(begin)

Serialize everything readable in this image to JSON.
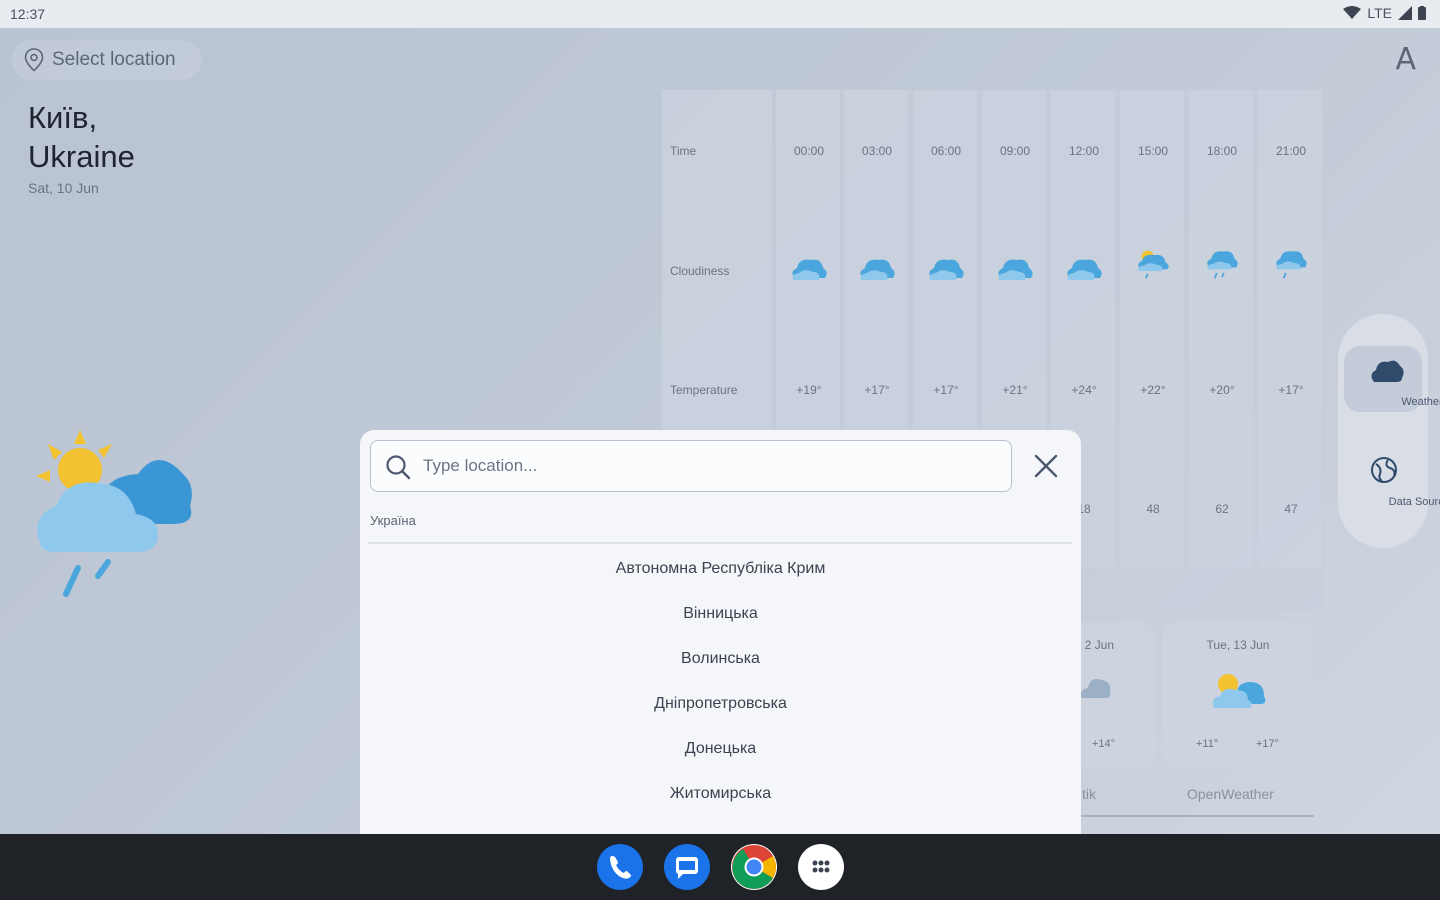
{
  "status_bar": {
    "time": "12:37",
    "network": "LTE"
  },
  "header": {
    "select_location": "Select location",
    "font_icon": "A"
  },
  "location": {
    "city_line1": "Київ,",
    "city_line2": "Ukraine",
    "date": "Sat, 10 Jun"
  },
  "forecast": {
    "labels": {
      "time": "Time",
      "cloudiness": "Cloudiness",
      "temperature": "Temperature"
    },
    "times": [
      "00:00",
      "03:00",
      "06:00",
      "09:00",
      "12:00",
      "15:00",
      "18:00",
      "21:00"
    ],
    "temps": [
      "+19°",
      "+17°",
      "+17°",
      "+21°",
      "+24°",
      "+22°",
      "+20°",
      "+17°"
    ],
    "row4_visible": [
      "18",
      "48",
      "62",
      "47"
    ]
  },
  "daily": {
    "card1": {
      "title_partial": "2 Jun",
      "tmax": "+14°"
    },
    "card2": {
      "title": "Tue, 13 Jun",
      "tmin": "+11°",
      "tmax": "+17°"
    },
    "source_partial": "tik",
    "source2": "OpenWeather"
  },
  "rail": {
    "weather": "Weather",
    "data_sources": "Data Sources"
  },
  "dialog": {
    "search_placeholder": "Type location...",
    "region": "Україна",
    "items": [
      "Автономна Республіка Крим",
      "Вінницька",
      "Волинська",
      "Дніпропетровська",
      "Донецька",
      "Житомирська"
    ]
  },
  "colors": {
    "accent": "#3a8fd0",
    "rail": "#d9dde6",
    "navbar": "#1f2227"
  }
}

(end)

*What is asked*
Produce an exact copy of each line of data, skipping embedded images.

*Result*
Serialize everything readable in this image to JSON.
{
  "status_bar": {
    "time": "12:37",
    "network": "LTE"
  },
  "header": {
    "select_location": "Select location",
    "font_icon": "A"
  },
  "location": {
    "city_line1": "Київ,",
    "city_line2": "Ukraine",
    "date": "Sat, 10 Jun"
  },
  "forecast": {
    "labels": {
      "time": "Time",
      "cloudiness": "Cloudiness",
      "temperature": "Temperature"
    },
    "times": [
      "00:00",
      "03:00",
      "06:00",
      "09:00",
      "12:00",
      "15:00",
      "18:00",
      "21:00"
    ],
    "temps": [
      "+19°",
      "+17°",
      "+17°",
      "+21°",
      "+24°",
      "+22°",
      "+20°",
      "+17°"
    ],
    "row4_visible": [
      "18",
      "48",
      "62",
      "47"
    ]
  },
  "daily": {
    "card1": {
      "title_partial": "2 Jun",
      "tmax": "+14°"
    },
    "card2": {
      "title": "Tue, 13 Jun",
      "tmin": "+11°",
      "tmax": "+17°"
    },
    "source_partial": "tik",
    "source2": "OpenWeather"
  },
  "rail": {
    "weather": "Weather",
    "data_sources": "Data Sources"
  },
  "dialog": {
    "search_placeholder": "Type location...",
    "region": "Україна",
    "items": [
      "Автономна Республіка Крим",
      "Вінницька",
      "Волинська",
      "Дніпропетровська",
      "Донецька",
      "Житомирська"
    ]
  },
  "colors": {
    "accent": "#3a8fd0",
    "rail": "#d9dde6",
    "navbar": "#1f2227"
  }
}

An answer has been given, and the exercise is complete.